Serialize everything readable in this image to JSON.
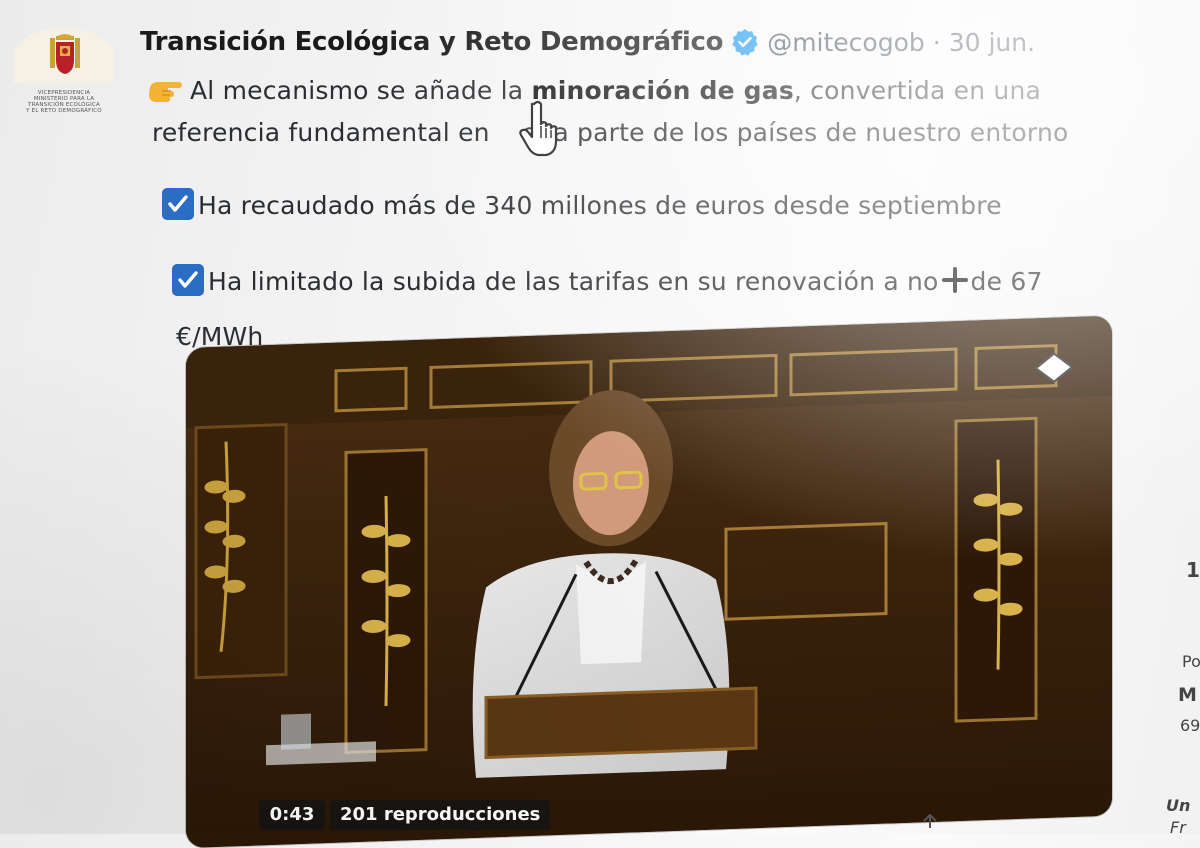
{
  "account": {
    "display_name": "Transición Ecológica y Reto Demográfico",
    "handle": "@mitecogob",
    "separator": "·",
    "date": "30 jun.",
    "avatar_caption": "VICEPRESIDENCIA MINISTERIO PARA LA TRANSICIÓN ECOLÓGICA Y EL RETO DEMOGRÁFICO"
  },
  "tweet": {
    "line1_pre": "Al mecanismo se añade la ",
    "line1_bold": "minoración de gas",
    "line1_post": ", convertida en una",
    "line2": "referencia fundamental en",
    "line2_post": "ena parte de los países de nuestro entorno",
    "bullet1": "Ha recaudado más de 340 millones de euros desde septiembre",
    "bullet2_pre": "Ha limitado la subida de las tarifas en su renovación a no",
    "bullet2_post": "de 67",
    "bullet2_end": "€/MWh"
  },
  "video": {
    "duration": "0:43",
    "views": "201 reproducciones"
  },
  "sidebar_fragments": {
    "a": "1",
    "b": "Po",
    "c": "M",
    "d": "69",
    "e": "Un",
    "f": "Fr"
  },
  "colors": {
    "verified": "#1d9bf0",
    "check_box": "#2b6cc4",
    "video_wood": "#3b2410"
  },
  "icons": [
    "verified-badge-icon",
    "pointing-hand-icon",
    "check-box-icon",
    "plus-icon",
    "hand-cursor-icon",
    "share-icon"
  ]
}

============

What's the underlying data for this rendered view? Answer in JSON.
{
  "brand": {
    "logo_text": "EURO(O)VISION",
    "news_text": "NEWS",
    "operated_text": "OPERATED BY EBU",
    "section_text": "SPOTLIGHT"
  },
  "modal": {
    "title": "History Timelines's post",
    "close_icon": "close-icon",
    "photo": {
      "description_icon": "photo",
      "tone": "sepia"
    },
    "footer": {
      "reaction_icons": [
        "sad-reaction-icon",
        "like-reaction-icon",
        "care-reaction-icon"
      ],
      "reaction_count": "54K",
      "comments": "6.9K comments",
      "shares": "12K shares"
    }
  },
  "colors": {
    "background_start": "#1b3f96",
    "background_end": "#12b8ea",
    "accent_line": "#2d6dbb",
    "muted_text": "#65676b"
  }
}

============

**PROBLEM TO SOLVE**
Pull out every line of the records above that contains the word "JSON".

**TASK ANSWER**
Serialize everything readable in this image to JSON.
What's the underlying data for this rendered view? Answer in JSON.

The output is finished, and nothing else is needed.